What the task asks ::
For this exercise, please find the lines in the entries that include the word "Advanced" and copy them.

*** Opening Record extracts ***

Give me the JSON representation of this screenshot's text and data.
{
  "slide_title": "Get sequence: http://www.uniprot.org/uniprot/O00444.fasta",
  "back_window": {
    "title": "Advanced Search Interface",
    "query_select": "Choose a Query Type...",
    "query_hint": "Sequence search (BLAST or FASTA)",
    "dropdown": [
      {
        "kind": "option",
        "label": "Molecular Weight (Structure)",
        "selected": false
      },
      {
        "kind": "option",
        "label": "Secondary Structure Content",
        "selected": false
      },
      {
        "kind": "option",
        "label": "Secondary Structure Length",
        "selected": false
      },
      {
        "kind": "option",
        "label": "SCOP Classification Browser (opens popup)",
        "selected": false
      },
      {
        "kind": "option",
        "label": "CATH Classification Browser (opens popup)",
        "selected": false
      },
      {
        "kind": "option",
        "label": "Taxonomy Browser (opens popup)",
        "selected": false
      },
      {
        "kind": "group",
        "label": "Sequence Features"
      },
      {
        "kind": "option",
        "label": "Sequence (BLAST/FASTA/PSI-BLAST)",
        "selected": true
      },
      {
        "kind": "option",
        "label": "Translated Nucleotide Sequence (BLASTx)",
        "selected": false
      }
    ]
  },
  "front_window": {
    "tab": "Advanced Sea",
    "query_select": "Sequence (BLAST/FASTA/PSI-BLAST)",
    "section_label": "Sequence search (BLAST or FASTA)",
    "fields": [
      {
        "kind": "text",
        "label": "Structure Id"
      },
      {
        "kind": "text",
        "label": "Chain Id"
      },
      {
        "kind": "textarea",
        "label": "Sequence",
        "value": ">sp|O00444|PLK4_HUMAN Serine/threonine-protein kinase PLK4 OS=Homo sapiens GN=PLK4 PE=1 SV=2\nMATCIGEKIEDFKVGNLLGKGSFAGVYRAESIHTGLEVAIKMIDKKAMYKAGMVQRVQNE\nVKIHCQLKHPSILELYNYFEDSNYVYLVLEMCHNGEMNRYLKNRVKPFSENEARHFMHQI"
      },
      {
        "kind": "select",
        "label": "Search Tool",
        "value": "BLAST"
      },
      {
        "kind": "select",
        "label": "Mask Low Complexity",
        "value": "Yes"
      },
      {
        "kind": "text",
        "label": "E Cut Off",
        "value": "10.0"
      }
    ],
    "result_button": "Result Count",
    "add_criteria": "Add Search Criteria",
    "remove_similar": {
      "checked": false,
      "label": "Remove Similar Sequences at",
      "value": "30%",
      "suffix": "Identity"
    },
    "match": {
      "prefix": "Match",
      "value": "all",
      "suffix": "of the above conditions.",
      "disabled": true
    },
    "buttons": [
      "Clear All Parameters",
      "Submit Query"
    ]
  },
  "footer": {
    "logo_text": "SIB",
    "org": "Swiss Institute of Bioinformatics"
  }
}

*** Closing Record extracts ***

Solved exercise ::
    "title": "Advanced Search Interface",
    "tab": "Advanced Sea",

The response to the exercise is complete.